Problem requirements:
Filter the entries below, keeping every line that has the word "host".

Items:
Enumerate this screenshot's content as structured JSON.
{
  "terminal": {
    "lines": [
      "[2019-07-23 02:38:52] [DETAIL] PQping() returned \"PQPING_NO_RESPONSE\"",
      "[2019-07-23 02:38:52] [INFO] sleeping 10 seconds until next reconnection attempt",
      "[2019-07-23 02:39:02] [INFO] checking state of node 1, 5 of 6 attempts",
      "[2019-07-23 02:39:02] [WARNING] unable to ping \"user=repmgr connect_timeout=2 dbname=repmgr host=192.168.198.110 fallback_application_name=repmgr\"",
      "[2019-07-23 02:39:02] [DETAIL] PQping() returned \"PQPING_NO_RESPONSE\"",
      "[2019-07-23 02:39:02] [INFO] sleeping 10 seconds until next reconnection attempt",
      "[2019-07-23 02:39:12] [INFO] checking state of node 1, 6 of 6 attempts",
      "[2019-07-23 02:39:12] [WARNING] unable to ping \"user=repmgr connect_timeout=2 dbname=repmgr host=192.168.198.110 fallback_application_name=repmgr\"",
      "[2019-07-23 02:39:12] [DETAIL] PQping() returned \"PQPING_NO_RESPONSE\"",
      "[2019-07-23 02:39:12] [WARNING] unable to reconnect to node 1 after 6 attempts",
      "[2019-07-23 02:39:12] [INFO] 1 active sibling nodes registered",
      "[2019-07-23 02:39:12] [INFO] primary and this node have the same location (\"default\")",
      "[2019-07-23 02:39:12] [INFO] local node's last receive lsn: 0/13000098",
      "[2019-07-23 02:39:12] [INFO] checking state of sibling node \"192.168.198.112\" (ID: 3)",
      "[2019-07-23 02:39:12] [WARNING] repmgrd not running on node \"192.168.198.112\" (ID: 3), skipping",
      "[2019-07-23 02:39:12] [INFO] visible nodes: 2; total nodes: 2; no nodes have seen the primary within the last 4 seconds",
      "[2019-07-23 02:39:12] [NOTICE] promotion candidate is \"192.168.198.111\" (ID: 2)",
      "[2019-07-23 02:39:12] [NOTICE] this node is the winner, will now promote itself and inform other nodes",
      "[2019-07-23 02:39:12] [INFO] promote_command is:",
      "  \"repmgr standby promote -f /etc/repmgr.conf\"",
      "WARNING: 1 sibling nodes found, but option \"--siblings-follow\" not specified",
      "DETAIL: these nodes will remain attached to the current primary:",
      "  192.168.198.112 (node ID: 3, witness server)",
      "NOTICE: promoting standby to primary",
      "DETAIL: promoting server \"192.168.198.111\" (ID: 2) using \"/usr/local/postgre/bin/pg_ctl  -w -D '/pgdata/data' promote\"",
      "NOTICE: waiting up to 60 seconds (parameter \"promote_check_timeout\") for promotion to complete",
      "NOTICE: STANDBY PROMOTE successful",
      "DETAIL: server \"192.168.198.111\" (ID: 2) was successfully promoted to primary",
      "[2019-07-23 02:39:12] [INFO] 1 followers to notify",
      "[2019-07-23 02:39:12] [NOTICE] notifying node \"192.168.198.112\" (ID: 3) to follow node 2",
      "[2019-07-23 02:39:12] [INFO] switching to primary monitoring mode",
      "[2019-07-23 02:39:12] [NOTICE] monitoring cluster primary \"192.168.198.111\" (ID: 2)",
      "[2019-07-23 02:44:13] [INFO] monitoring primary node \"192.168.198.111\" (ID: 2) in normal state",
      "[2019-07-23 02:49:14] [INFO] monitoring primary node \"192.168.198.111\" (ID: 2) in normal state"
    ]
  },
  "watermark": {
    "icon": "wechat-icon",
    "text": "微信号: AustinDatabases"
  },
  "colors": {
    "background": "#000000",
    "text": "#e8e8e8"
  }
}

Full output:
      "[2019-07-23 02:39:02] [WARNING] unable to ping \"user=repmgr connect_timeout=2 dbname=repmgr host=192.168.198.110 fallback_application_name=repmgr\"",
      "[2019-07-23 02:39:12] [WARNING] unable to ping \"user=repmgr connect_timeout=2 dbname=repmgr host=192.168.198.110 fallback_application_name=repmgr\"",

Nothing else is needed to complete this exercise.